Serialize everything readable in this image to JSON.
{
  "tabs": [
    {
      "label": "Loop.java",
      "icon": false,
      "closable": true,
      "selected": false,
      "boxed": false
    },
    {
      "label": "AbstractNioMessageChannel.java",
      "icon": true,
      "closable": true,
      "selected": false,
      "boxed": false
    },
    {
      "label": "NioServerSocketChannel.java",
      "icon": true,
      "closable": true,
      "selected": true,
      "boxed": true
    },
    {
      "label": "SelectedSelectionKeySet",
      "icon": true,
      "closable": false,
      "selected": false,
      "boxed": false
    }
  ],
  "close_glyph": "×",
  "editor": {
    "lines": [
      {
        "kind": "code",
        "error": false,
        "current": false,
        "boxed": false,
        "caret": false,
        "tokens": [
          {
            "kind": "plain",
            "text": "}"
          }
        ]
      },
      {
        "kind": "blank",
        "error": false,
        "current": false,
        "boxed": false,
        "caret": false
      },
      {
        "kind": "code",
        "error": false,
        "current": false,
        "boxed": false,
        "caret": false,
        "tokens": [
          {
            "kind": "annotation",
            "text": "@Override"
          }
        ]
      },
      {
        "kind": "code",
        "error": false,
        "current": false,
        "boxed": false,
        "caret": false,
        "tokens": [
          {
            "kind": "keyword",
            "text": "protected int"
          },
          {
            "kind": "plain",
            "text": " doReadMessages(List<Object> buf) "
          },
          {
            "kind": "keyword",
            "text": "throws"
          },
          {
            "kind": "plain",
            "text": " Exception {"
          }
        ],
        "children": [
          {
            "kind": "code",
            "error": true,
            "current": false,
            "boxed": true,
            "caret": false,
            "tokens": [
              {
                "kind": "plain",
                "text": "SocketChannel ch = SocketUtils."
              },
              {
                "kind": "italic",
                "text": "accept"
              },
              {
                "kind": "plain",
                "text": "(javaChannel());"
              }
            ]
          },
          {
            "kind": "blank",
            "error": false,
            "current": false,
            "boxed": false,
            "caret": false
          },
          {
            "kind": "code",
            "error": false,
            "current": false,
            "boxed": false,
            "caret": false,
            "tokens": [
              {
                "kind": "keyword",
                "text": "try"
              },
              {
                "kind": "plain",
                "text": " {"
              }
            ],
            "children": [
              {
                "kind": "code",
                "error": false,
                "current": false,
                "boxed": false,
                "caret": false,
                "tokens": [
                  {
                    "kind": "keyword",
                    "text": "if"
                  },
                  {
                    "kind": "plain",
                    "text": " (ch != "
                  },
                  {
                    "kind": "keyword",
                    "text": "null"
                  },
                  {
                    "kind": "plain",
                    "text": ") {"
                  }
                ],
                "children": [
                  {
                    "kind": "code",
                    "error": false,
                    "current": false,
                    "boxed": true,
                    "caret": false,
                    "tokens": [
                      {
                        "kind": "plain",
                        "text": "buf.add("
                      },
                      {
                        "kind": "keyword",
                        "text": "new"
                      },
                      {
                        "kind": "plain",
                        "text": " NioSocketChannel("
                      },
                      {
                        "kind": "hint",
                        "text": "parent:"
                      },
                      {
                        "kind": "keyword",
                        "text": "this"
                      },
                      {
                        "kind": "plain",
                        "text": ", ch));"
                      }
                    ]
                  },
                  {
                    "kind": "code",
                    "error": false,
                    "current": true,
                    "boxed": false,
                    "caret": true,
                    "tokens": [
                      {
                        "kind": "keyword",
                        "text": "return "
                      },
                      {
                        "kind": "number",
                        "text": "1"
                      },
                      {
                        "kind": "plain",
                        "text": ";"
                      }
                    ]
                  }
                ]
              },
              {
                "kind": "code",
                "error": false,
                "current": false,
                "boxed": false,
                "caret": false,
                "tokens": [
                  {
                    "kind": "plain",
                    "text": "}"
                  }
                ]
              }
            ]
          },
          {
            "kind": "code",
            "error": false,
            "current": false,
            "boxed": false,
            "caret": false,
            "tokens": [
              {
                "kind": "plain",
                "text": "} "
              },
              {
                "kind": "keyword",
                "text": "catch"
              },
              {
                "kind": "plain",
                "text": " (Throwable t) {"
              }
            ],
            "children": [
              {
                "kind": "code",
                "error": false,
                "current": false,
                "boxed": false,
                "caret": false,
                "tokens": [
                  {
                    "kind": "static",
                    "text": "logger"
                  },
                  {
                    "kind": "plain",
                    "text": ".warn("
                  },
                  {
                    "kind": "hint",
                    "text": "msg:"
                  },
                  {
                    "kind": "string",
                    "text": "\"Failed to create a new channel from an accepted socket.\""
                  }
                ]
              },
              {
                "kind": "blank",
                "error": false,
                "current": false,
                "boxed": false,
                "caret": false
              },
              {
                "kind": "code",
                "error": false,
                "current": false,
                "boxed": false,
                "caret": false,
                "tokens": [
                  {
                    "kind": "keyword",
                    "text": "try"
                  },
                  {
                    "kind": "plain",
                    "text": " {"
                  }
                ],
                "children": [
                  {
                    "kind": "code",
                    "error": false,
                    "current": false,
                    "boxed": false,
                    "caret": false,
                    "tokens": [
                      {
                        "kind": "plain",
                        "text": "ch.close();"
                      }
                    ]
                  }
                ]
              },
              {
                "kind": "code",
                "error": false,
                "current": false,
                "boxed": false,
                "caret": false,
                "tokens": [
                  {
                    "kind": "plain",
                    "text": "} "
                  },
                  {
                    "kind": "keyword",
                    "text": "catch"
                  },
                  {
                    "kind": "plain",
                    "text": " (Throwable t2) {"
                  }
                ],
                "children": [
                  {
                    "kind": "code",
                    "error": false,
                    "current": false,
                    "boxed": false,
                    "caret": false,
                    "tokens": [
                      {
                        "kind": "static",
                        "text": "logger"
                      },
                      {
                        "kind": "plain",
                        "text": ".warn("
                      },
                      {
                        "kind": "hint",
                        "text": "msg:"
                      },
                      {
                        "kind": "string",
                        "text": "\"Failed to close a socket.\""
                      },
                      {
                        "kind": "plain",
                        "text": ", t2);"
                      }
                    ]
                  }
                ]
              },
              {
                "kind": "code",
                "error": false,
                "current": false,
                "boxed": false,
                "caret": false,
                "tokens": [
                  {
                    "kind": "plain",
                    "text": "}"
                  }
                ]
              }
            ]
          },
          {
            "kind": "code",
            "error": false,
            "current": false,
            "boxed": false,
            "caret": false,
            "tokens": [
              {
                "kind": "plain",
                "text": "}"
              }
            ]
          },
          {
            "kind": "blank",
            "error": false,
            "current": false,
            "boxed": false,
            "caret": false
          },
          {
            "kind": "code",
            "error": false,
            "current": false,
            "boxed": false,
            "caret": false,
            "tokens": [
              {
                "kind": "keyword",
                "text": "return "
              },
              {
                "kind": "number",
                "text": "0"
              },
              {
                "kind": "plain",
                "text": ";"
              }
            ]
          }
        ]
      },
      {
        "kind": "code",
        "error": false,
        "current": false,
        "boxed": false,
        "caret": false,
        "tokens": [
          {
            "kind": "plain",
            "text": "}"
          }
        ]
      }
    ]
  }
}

## Given problem
Output the records exactly, including every line.

## Full answer
Serialize everything readable in this image to JSON.
{
  "tabs": [
    {
      "label": "Loop.java",
      "icon": false,
      "closable": true,
      "selected": false,
      "boxed": false
    },
    {
      "label": "AbstractNioMessageChannel.java",
      "icon": true,
      "closable": true,
      "selected": false,
      "boxed": false
    },
    {
      "label": "NioServerSocketChannel.java",
      "icon": true,
      "closable": true,
      "selected": true,
      "boxed": true
    },
    {
      "label": "SelectedSelectionKeySet",
      "icon": true,
      "closable": false,
      "selected": false,
      "boxed": false
    }
  ],
  "close_glyph": "×",
  "editor": {
    "lines": [
      {
        "kind": "code",
        "error": false,
        "current": false,
        "boxed": false,
        "caret": false,
        "tokens": [
          {
            "kind": "plain",
            "text": "}"
          }
        ]
      },
      {
        "kind": "blank",
        "error": false,
        "current": false,
        "boxed": false,
        "caret": false
      },
      {
        "kind": "code",
        "error": false,
        "current": false,
        "boxed": false,
        "caret": false,
        "tokens": [
          {
            "kind": "annotation",
            "text": "@Override"
          }
        ]
      },
      {
        "kind": "code",
        "error": false,
        "current": false,
        "boxed": false,
        "caret": false,
        "tokens": [
          {
            "kind": "keyword",
            "text": "protected int"
          },
          {
            "kind": "plain",
            "text": " doReadMessages(List<Object> buf) "
          },
          {
            "kind": "keyword",
            "text": "throws"
          },
          {
            "kind": "plain",
            "text": " Exception {"
          }
        ],
        "children": [
          {
            "kind": "code",
            "error": true,
            "current": false,
            "boxed": true,
            "caret": false,
            "tokens": [
              {
                "kind": "plain",
                "text": "SocketChannel ch = SocketUtils."
              },
              {
                "kind": "italic",
                "text": "accept"
              },
              {
                "kind": "plain",
                "text": "(javaChannel());"
              }
            ]
          },
          {
            "kind": "blank",
            "error": false,
            "current": false,
            "boxed": false,
            "caret": false
          },
          {
            "kind": "code",
            "error": false,
            "current": false,
            "boxed": false,
            "caret": false,
            "tokens": [
              {
                "kind": "keyword",
                "text": "try"
              },
              {
                "kind": "plain",
                "text": " {"
              }
            ],
            "children": [
              {
                "kind": "code",
                "error": false,
                "current": false,
                "boxed": false,
                "caret": false,
                "tokens": [
                  {
                    "kind": "keyword",
                    "text": "if"
                  },
                  {
                    "kind": "plain",
                    "text": " (ch != "
                  },
                  {
                    "kind": "keyword",
                    "text": "null"
                  },
                  {
                    "kind": "plain",
                    "text": ") {"
                  }
                ],
                "children": [
                  {
                    "kind": "code",
                    "error": false,
                    "current": false,
                    "boxed": true,
                    "caret": false,
                    "tokens": [
                      {
                        "kind": "plain",
                        "text": "buf.add("
                      },
                      {
                        "kind": "keyword",
                        "text": "new"
                      },
                      {
                        "kind": "plain",
                        "text": " NioSocketChannel("
                      },
                      {
                        "kind": "hint",
                        "text": "parent:"
                      },
                      {
                        "kind": "keyword",
                        "text": "this"
                      },
                      {
                        "kind": "plain",
                        "text": ", ch));"
                      }
                    ]
                  },
                  {
                    "kind": "code",
                    "error": false,
                    "current": true,
                    "boxed": false,
                    "caret": true,
                    "tokens": [
                      {
                        "kind": "keyword",
                        "text": "return "
                      },
                      {
                        "kind": "number",
                        "text": "1"
                      },
                      {
                        "kind": "plain",
                        "text": ";"
                      }
                    ]
                  }
                ]
              },
              {
                "kind": "code",
                "error": false,
                "current": false,
                "boxed": false,
                "caret": false,
                "tokens": [
                  {
                    "kind": "plain",
                    "text": "}"
                  }
                ]
              }
            ]
          },
          {
            "kind": "code",
            "error": false,
            "current": false,
            "boxed": false,
            "caret": false,
            "tokens": [
              {
                "kind": "plain",
                "text": "} "
              },
              {
                "kind": "keyword",
                "text": "catch"
              },
              {
                "kind": "plain",
                "text": " (Throwable t) {"
              }
            ],
            "children": [
              {
                "kind": "code",
                "error": false,
                "current": false,
                "boxed": false,
                "caret": false,
                "tokens": [
                  {
                    "kind": "static",
                    "text": "logger"
                  },
                  {
                    "kind": "plain",
                    "text": ".warn("
                  },
                  {
                    "kind": "hint",
                    "text": "msg:"
                  },
                  {
                    "kind": "string",
                    "text": "\"Failed to create a new channel from an accepted socket.\""
                  }
                ]
              },
              {
                "kind": "blank",
                "error": false,
                "current": false,
                "boxed": false,
                "caret": false
              },
              {
                "kind": "code",
                "error": false,
                "current": false,
                "boxed": false,
                "caret": false,
                "tokens": [
                  {
                    "kind": "keyword",
                    "text": "try"
                  },
                  {
                    "kind": "plain",
                    "text": " {"
                  }
                ],
                "children": [
                  {
                    "kind": "code",
                    "error": false,
                    "current": false,
                    "boxed": false,
                    "caret": false,
                    "tokens": [
                      {
                        "kind": "plain",
                        "text": "ch.close();"
                      }
                    ]
                  }
                ]
              },
              {
                "kind": "code",
                "error": false,
                "current": false,
                "boxed": false,
                "caret": false,
                "tokens": [
                  {
                    "kind": "plain",
                    "text": "} "
                  },
                  {
                    "kind": "keyword",
                    "text": "catch"
                  },
                  {
                    "kind": "plain",
                    "text": " (Throwable t2) {"
                  }
                ],
                "children": [
                  {
                    "kind": "code",
                    "error": false,
                    "current": false,
                    "boxed": false,
                    "caret": false,
                    "tokens": [
                      {
                        "kind": "static",
                        "text": "logger"
                      },
                      {
                        "kind": "plain",
                        "text": ".warn("
                      },
                      {
                        "kind": "hint",
                        "text": "msg:"
                      },
                      {
                        "kind": "string",
                        "text": "\"Failed to close a socket.\""
                      },
                      {
                        "kind": "plain",
                        "text": ", t2);"
                      }
                    ]
                  }
                ]
              },
              {
                "kind": "code",
                "error": false,
                "current": false,
                "boxed": false,
                "caret": false,
                "tokens": [
                  {
                    "kind": "plain",
                    "text": "}"
                  }
                ]
              }
            ]
          },
          {
            "kind": "code",
            "error": false,
            "current": false,
            "boxed": false,
            "caret": false,
            "tokens": [
              {
                "kind": "plain",
                "text": "}"
              }
            ]
          },
          {
            "kind": "blank",
            "error": false,
            "current": false,
            "boxed": false,
            "caret": false
          },
          {
            "kind": "code",
            "error": false,
            "current": false,
            "boxed": false,
            "caret": false,
            "tokens": [
              {
                "kind": "keyword",
                "text": "return "
              },
              {
                "kind": "number",
                "text": "0"
              },
              {
                "kind": "plain",
                "text": ";"
              }
            ]
          }
        ]
      },
      {
        "kind": "code",
        "error": false,
        "current": false,
        "boxed": false,
        "caret": false,
        "tokens": [
          {
            "kind": "plain",
            "text": "}"
          }
        ]
      }
    ]
  }
}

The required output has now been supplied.